* Record list *

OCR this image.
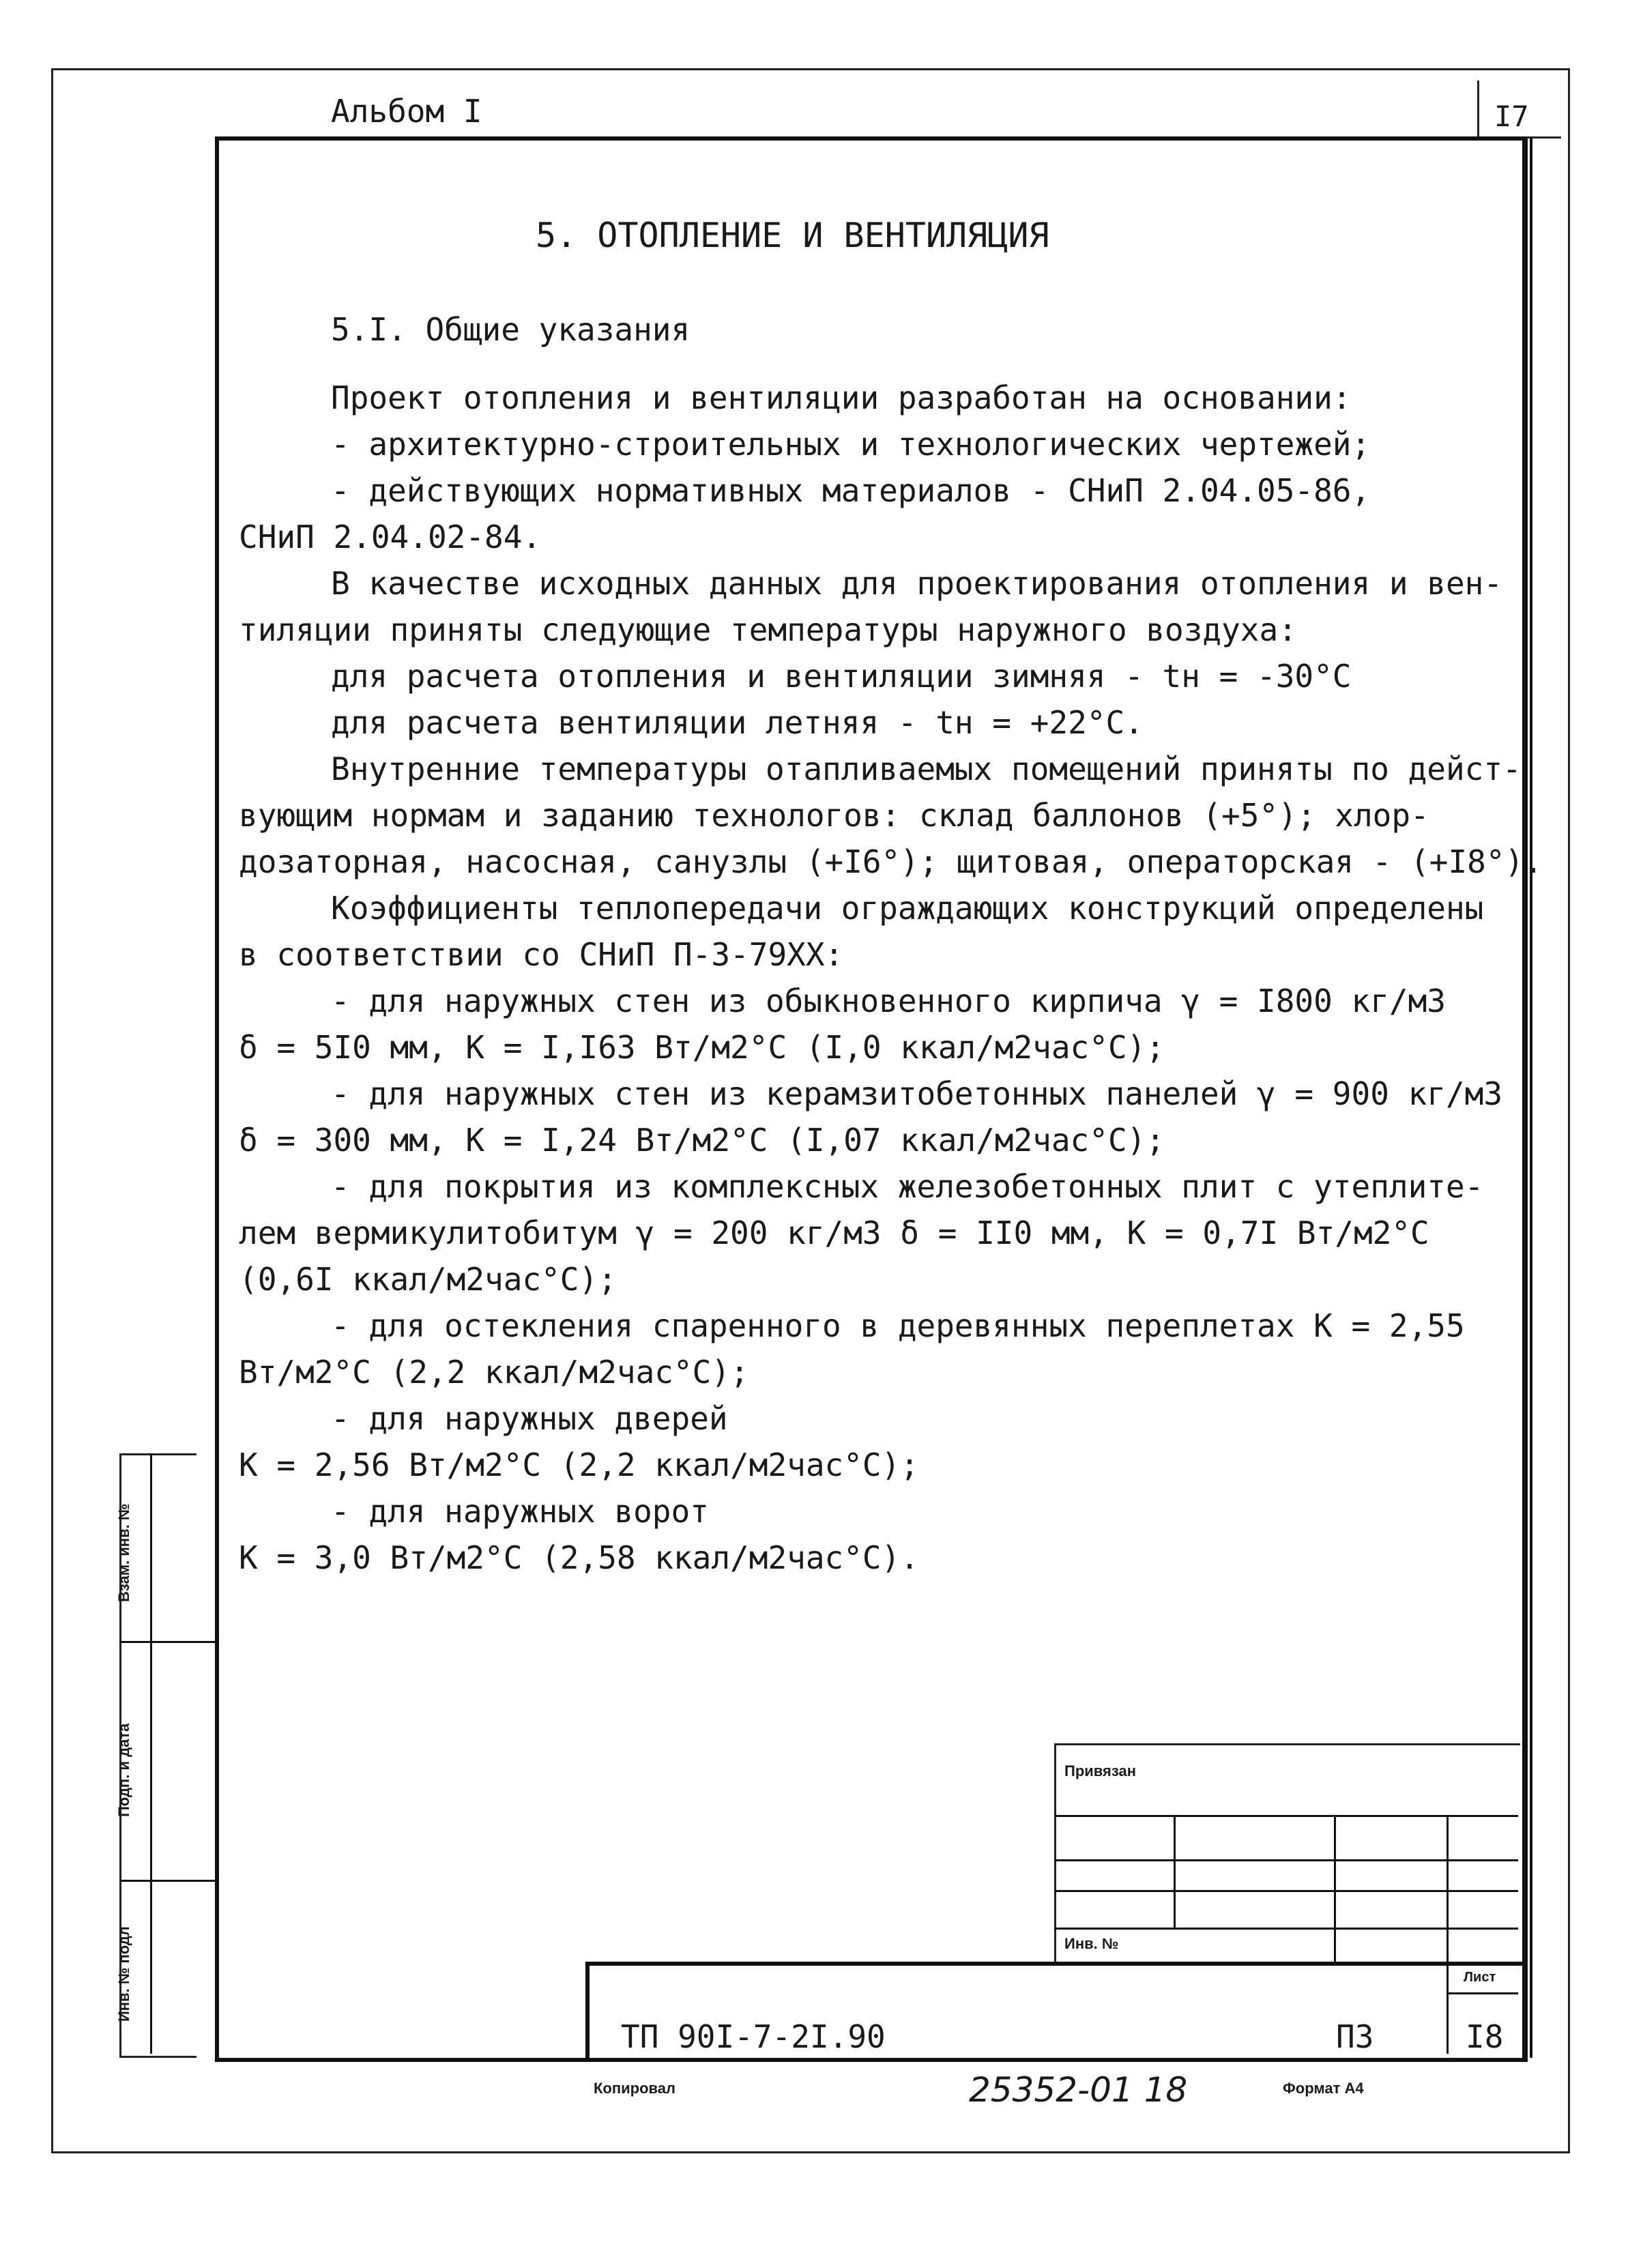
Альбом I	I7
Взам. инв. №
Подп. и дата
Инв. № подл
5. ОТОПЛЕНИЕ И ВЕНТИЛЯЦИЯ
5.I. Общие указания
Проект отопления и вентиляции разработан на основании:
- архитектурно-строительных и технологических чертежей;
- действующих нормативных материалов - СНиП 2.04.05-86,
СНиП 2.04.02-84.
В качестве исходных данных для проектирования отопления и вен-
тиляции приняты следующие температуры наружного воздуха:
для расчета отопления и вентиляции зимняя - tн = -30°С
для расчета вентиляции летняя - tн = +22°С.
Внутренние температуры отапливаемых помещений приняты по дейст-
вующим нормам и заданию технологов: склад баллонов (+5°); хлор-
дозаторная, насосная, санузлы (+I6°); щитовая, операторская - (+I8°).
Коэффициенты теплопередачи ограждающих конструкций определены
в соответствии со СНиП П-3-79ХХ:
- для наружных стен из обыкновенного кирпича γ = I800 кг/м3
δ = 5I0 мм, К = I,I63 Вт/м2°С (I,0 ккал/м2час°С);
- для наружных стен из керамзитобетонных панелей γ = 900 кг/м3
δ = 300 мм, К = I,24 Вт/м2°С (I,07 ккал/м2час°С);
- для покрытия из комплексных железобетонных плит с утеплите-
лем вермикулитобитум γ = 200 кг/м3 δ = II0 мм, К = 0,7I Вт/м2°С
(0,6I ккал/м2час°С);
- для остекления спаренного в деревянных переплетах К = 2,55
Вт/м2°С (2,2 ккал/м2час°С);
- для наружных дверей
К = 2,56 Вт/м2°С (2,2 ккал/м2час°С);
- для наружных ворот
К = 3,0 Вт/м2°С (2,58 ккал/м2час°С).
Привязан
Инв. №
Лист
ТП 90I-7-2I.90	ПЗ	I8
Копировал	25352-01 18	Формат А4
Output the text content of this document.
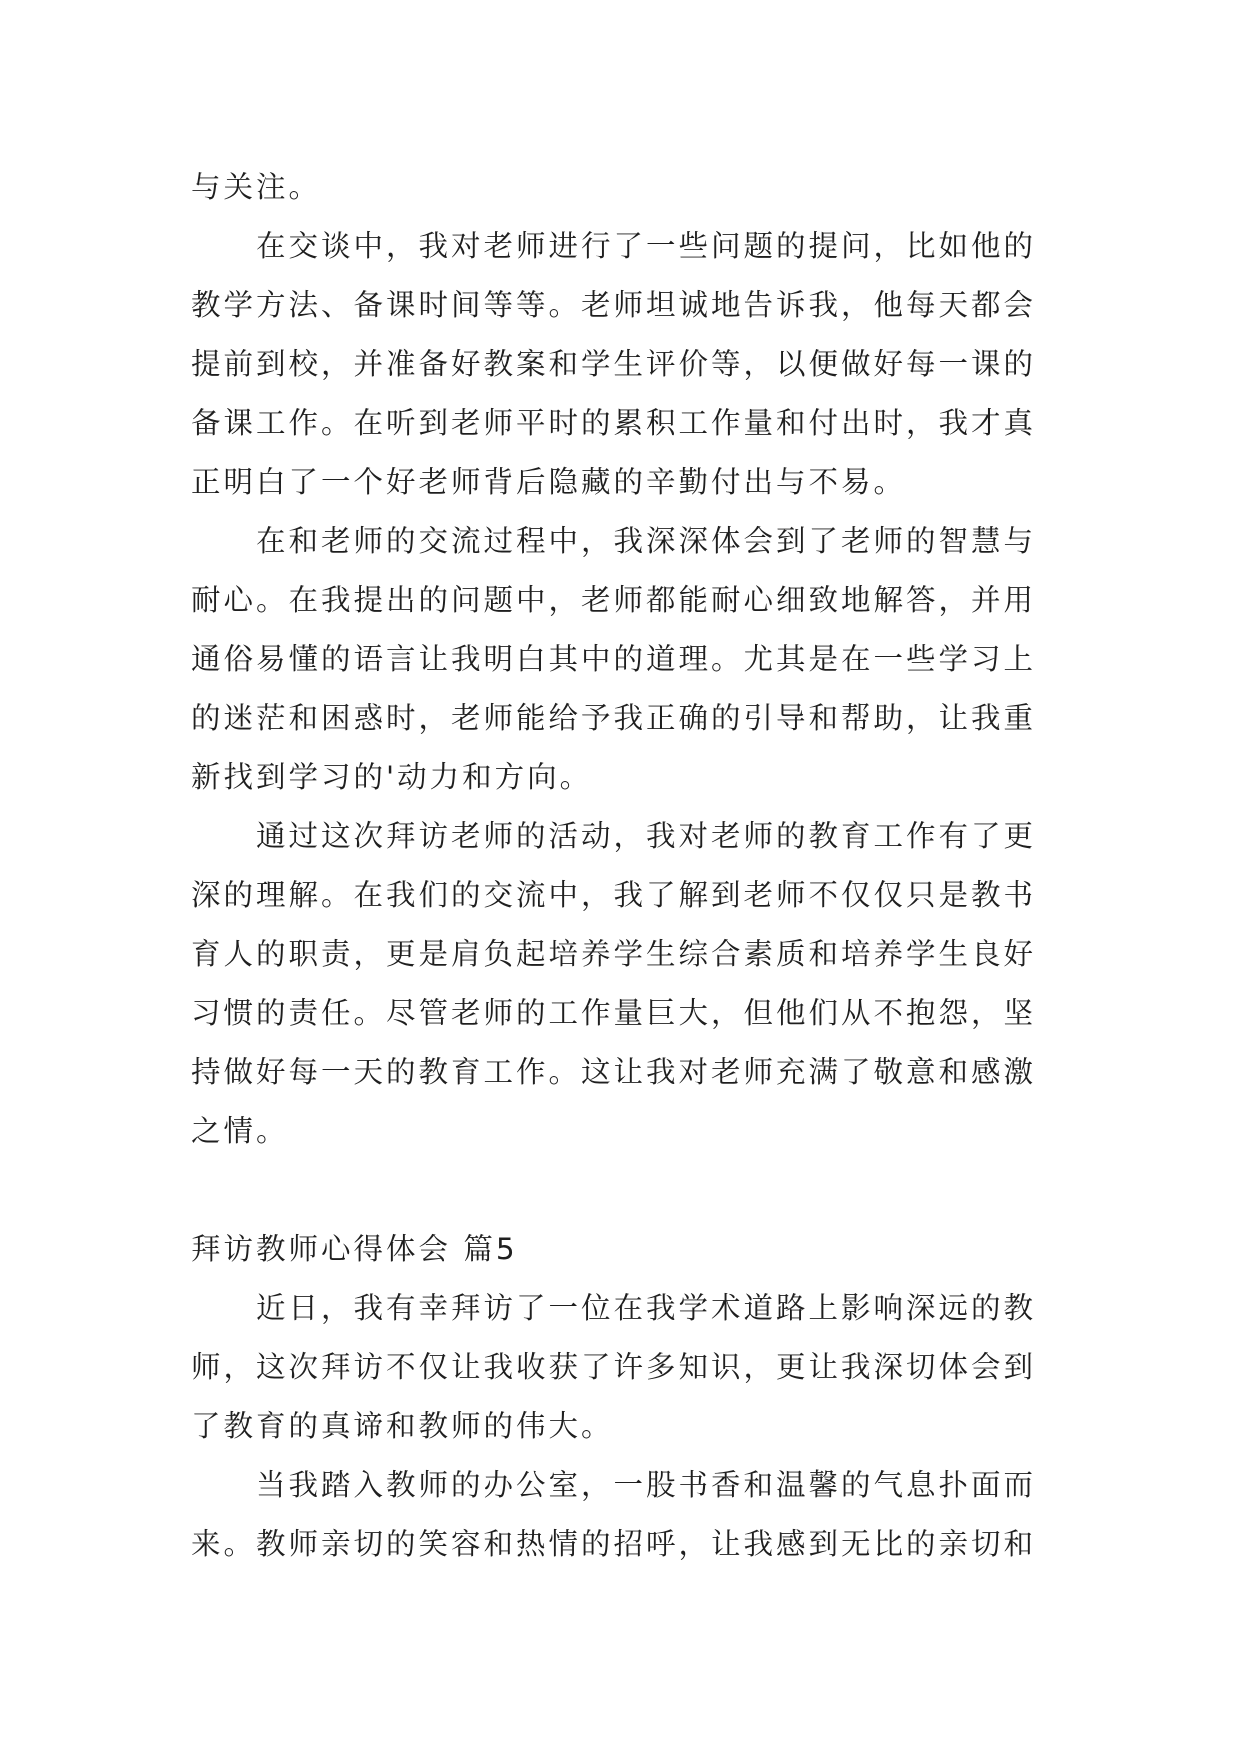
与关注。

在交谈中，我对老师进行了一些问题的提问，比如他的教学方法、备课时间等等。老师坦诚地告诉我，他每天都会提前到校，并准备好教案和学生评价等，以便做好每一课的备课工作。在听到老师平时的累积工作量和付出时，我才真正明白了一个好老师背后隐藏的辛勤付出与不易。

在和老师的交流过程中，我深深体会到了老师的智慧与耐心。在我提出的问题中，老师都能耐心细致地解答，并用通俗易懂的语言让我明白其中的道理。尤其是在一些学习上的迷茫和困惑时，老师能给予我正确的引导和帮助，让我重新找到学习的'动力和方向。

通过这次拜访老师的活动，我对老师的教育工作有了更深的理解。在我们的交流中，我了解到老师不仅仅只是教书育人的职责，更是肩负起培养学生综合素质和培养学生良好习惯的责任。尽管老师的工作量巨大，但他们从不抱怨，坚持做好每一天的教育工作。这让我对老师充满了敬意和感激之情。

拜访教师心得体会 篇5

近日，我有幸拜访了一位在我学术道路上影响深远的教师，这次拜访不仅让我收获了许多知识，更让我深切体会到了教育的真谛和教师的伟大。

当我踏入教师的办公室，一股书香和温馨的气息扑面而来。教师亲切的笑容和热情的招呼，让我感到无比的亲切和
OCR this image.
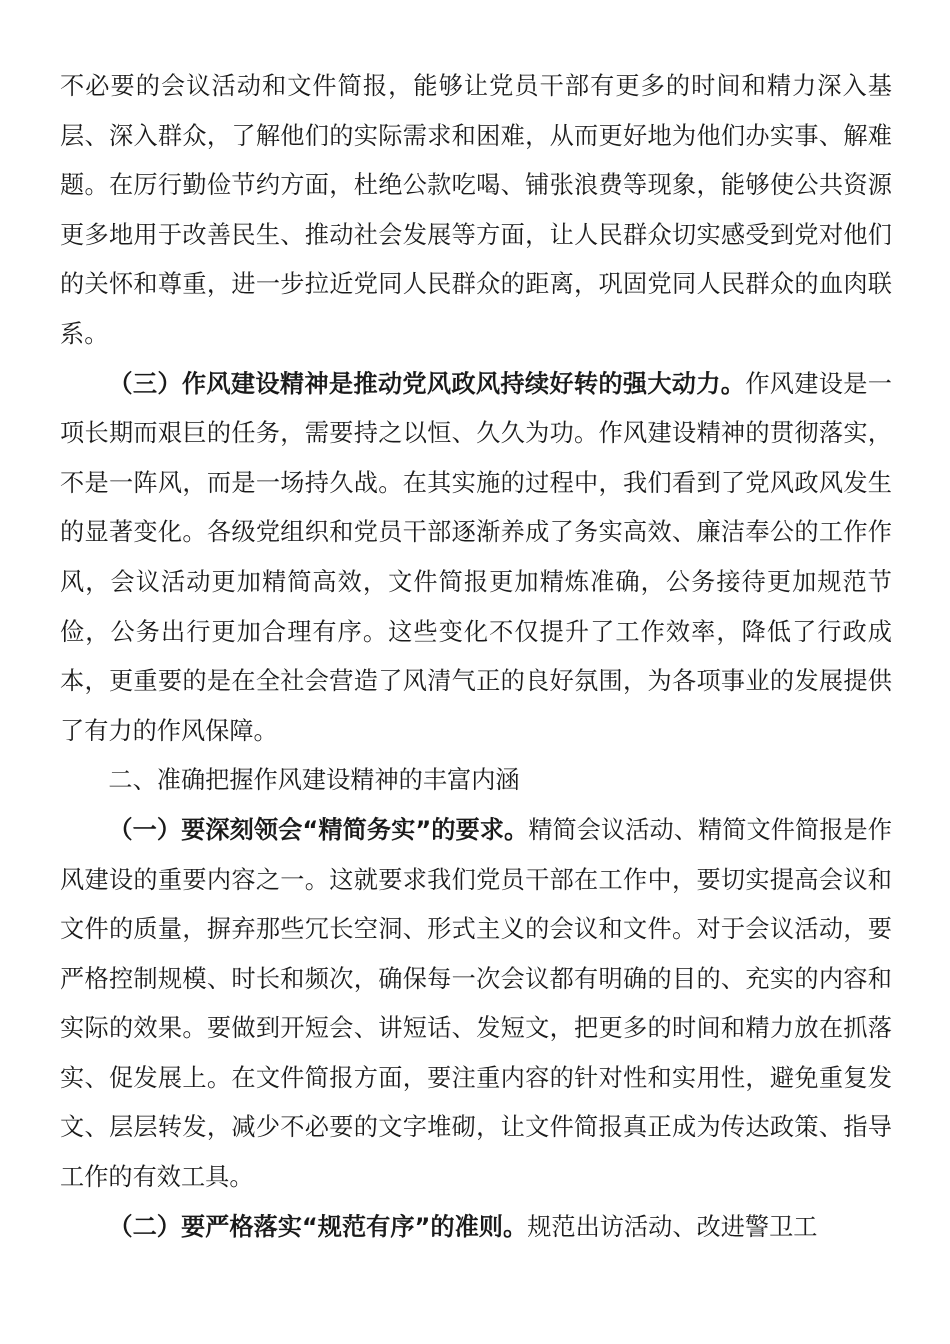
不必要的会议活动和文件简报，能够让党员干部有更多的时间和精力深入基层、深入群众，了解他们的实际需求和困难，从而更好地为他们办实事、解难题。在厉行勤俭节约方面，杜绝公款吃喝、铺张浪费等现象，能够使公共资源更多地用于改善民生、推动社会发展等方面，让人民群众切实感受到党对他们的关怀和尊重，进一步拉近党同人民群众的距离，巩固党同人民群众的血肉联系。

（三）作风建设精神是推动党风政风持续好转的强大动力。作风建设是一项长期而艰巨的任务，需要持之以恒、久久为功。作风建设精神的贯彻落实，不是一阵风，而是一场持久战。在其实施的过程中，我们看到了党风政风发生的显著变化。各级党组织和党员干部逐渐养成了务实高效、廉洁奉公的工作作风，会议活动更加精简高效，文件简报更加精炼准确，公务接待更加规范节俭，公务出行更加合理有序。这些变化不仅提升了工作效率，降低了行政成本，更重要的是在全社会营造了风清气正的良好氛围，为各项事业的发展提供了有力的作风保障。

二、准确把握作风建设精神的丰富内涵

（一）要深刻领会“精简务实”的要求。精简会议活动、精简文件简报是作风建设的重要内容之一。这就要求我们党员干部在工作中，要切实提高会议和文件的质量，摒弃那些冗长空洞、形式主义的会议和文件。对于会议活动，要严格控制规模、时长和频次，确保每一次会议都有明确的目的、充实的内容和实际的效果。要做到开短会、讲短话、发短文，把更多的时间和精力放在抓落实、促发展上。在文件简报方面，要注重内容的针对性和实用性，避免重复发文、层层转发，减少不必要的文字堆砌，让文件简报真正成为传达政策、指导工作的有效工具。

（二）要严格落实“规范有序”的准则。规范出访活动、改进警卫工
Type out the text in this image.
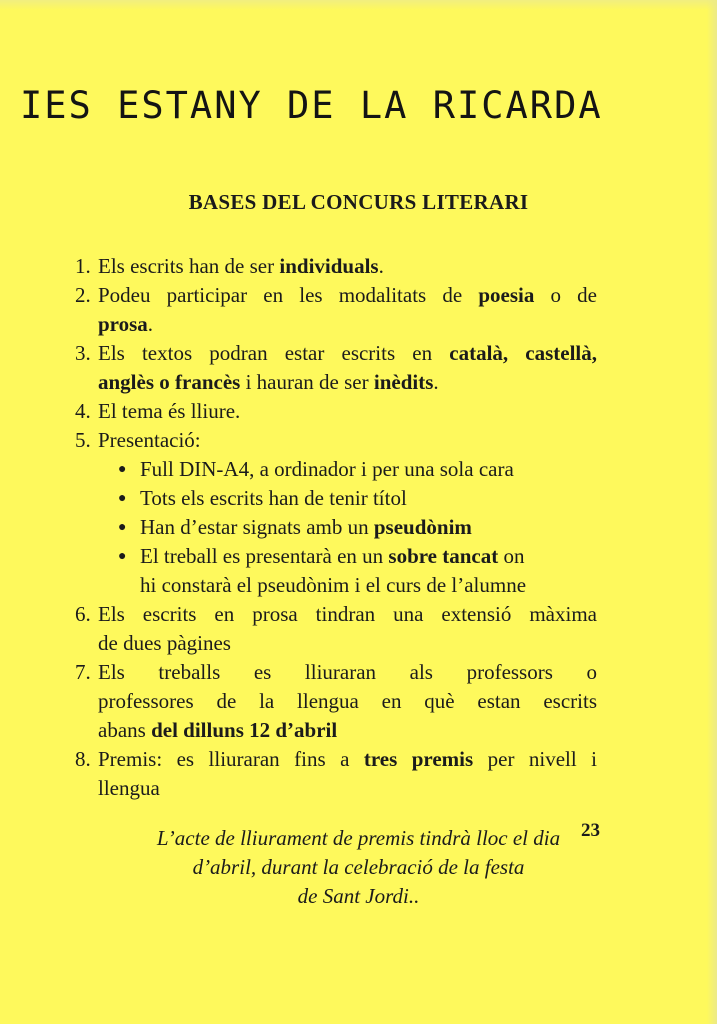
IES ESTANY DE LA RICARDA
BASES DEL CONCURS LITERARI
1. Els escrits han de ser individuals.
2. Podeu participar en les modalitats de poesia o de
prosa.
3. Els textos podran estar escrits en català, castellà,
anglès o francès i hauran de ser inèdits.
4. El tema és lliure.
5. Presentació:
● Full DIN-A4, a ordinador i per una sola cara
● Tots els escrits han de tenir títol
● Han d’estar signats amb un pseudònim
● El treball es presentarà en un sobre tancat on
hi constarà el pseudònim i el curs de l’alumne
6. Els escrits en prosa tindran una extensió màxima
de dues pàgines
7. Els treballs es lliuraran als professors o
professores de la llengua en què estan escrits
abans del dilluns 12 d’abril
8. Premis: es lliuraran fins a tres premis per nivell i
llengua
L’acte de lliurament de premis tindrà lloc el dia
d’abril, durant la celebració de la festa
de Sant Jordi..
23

* Direction *
Every line that holds the word "расчета" should be extracted.

* Expected answer *
для расчета отопления и вентиляции зимняя - tн = -30°С
для расчета вентиляции летняя - tн = +22°С.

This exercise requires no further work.